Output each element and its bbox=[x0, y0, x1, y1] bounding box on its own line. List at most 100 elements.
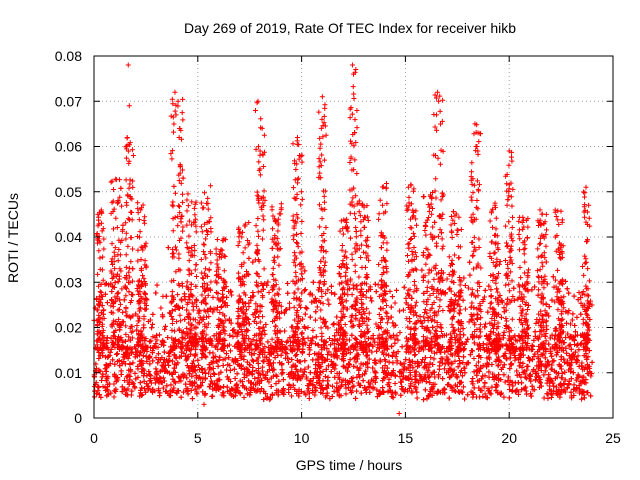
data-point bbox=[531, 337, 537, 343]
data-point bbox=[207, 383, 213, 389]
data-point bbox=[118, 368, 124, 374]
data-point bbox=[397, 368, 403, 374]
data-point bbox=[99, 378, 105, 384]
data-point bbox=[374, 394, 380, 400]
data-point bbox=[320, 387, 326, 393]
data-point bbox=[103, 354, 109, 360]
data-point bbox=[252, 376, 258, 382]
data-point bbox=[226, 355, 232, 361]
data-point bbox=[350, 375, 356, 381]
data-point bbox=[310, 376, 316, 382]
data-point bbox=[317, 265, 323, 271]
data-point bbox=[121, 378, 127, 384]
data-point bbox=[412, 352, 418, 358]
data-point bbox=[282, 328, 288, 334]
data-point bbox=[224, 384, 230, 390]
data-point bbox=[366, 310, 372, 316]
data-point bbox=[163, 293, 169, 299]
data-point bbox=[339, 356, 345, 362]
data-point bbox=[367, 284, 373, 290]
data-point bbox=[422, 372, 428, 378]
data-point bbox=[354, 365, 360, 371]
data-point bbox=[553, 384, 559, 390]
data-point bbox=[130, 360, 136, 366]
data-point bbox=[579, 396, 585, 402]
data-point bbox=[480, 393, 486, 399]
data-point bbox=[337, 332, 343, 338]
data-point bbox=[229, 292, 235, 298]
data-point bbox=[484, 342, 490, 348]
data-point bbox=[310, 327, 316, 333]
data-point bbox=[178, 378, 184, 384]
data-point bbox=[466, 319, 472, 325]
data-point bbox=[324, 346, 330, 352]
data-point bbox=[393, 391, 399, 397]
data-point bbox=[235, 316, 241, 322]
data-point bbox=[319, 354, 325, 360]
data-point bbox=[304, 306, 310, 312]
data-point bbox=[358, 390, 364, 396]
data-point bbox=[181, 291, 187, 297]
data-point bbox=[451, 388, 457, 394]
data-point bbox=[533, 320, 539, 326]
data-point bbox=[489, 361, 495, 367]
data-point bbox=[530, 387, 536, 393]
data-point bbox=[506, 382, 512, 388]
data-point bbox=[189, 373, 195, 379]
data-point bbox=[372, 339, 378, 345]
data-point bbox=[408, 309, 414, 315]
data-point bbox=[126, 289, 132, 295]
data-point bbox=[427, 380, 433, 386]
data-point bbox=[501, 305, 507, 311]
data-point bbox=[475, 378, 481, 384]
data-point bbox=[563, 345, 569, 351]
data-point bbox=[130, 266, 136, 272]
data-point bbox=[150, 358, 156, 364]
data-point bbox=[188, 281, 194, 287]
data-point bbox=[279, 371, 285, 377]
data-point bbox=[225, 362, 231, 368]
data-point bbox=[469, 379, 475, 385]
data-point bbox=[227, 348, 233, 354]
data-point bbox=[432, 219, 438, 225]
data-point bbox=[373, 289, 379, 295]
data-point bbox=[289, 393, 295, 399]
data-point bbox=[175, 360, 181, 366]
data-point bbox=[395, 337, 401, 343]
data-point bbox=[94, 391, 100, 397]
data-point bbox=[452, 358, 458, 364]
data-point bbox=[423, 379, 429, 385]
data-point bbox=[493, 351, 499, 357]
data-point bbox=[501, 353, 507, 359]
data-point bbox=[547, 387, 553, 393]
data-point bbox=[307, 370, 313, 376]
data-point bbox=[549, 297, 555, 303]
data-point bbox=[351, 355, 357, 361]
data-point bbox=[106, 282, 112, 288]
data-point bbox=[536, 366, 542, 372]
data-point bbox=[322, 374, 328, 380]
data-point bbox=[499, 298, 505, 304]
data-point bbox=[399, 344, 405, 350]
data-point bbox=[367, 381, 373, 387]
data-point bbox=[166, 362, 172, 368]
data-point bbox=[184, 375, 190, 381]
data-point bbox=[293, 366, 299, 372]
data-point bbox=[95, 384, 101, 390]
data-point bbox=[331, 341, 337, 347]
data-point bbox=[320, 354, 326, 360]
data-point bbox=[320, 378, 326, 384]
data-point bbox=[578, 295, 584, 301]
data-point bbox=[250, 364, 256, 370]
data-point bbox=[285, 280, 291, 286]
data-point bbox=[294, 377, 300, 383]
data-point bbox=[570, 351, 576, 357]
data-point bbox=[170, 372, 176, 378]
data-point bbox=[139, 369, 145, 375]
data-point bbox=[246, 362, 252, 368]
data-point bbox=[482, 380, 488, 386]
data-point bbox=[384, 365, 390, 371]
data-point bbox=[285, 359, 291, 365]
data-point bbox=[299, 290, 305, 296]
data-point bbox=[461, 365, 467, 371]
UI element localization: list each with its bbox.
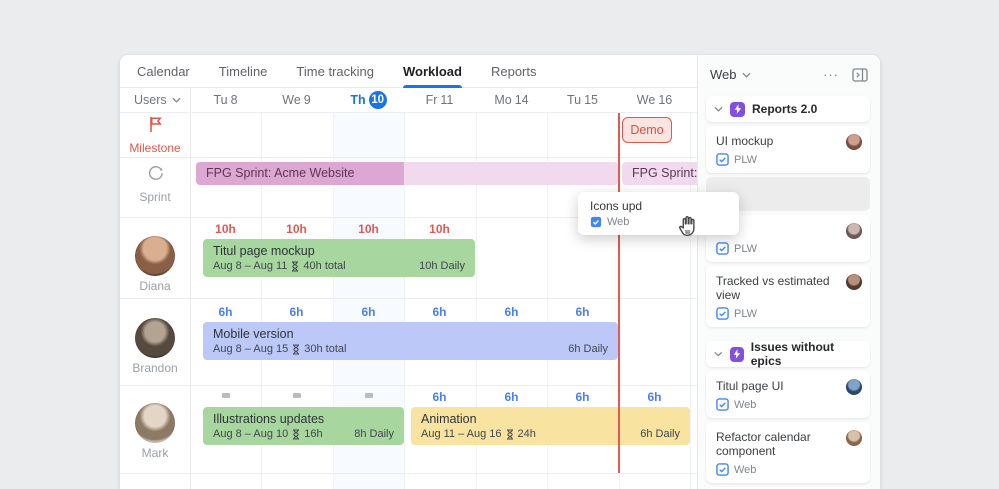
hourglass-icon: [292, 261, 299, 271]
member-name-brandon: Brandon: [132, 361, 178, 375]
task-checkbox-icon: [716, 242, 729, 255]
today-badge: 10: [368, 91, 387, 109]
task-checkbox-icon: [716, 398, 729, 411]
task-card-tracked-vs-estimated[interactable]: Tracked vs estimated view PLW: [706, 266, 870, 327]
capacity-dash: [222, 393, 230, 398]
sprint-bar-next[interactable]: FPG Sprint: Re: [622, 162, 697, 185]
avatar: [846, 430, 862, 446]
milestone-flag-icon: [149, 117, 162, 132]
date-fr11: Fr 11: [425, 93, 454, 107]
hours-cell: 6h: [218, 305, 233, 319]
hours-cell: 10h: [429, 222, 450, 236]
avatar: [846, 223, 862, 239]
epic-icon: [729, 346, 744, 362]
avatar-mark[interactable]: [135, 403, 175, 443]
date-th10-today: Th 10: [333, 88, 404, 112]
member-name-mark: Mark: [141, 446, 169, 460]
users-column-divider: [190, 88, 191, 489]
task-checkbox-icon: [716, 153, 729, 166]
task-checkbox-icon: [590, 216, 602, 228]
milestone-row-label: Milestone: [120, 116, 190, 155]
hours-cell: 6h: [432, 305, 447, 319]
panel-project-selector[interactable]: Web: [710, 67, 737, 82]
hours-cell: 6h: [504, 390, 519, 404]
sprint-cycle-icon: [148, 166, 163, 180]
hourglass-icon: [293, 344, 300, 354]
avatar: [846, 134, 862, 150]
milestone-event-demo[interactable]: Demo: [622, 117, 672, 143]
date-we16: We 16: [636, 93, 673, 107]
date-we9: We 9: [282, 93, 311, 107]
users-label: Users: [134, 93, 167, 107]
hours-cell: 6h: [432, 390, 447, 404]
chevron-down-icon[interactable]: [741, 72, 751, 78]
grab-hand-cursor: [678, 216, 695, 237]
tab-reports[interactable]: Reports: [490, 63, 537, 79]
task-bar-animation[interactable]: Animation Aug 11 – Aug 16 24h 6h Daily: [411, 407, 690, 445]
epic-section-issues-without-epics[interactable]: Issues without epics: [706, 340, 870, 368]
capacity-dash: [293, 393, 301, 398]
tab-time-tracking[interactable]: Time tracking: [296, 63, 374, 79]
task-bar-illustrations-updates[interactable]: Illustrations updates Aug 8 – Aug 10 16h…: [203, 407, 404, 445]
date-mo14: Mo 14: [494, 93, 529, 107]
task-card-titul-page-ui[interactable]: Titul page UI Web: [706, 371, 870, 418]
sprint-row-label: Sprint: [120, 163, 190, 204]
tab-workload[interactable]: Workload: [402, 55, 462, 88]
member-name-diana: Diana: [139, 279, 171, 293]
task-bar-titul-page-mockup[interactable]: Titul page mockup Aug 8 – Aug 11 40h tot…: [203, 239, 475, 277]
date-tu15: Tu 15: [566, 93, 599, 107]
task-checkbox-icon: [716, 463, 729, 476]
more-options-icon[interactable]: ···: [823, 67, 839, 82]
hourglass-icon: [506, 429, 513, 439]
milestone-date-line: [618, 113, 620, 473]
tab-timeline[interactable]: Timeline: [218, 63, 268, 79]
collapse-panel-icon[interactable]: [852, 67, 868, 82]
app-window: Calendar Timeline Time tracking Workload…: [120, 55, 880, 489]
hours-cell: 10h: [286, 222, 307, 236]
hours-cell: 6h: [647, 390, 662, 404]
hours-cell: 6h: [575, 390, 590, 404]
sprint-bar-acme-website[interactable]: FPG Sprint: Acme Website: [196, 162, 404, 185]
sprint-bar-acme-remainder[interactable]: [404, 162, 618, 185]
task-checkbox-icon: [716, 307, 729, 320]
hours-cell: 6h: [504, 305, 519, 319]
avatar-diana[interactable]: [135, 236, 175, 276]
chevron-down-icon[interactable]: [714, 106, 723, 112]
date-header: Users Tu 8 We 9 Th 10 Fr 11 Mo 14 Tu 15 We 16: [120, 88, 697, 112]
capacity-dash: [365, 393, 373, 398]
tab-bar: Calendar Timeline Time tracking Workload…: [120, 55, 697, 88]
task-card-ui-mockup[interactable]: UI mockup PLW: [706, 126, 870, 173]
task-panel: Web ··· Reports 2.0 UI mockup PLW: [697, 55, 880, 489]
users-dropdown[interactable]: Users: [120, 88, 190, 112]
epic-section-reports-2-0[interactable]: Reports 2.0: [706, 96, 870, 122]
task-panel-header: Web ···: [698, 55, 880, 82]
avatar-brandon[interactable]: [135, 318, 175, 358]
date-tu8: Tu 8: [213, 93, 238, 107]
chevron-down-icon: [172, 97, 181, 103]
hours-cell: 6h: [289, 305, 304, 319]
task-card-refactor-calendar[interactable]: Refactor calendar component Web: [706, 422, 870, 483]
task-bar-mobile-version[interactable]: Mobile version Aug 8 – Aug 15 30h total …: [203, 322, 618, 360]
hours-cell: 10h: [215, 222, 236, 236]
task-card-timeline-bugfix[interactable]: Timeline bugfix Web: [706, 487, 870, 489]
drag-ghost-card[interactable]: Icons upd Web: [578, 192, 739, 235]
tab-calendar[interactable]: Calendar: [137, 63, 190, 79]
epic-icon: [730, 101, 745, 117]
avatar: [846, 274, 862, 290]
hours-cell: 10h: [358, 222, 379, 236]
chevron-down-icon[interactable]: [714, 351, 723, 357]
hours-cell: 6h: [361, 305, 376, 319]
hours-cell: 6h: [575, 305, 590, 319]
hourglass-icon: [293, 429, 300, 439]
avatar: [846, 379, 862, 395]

**REQUEST:** Reproduce the part of the records that opens with the line containing "data-point bbox=[531, 337, 537, 343]" and closes with the line containing "data-point bbox=[553, 384, 559, 390]", keeping both of those lines.

**FINISHED EXERCISE:**
data-point bbox=[531, 337, 537, 343]
data-point bbox=[207, 383, 213, 389]
data-point bbox=[118, 368, 124, 374]
data-point bbox=[397, 368, 403, 374]
data-point bbox=[99, 378, 105, 384]
data-point bbox=[374, 394, 380, 400]
data-point bbox=[320, 387, 326, 393]
data-point bbox=[103, 354, 109, 360]
data-point bbox=[252, 376, 258, 382]
data-point bbox=[226, 355, 232, 361]
data-point bbox=[350, 375, 356, 381]
data-point bbox=[310, 376, 316, 382]
data-point bbox=[317, 265, 323, 271]
data-point bbox=[121, 378, 127, 384]
data-point bbox=[412, 352, 418, 358]
data-point bbox=[282, 328, 288, 334]
data-point bbox=[224, 384, 230, 390]
data-point bbox=[366, 310, 372, 316]
data-point bbox=[163, 293, 169, 299]
data-point bbox=[339, 356, 345, 362]
data-point bbox=[367, 284, 373, 290]
data-point bbox=[422, 372, 428, 378]
data-point bbox=[354, 365, 360, 371]
data-point bbox=[553, 384, 559, 390]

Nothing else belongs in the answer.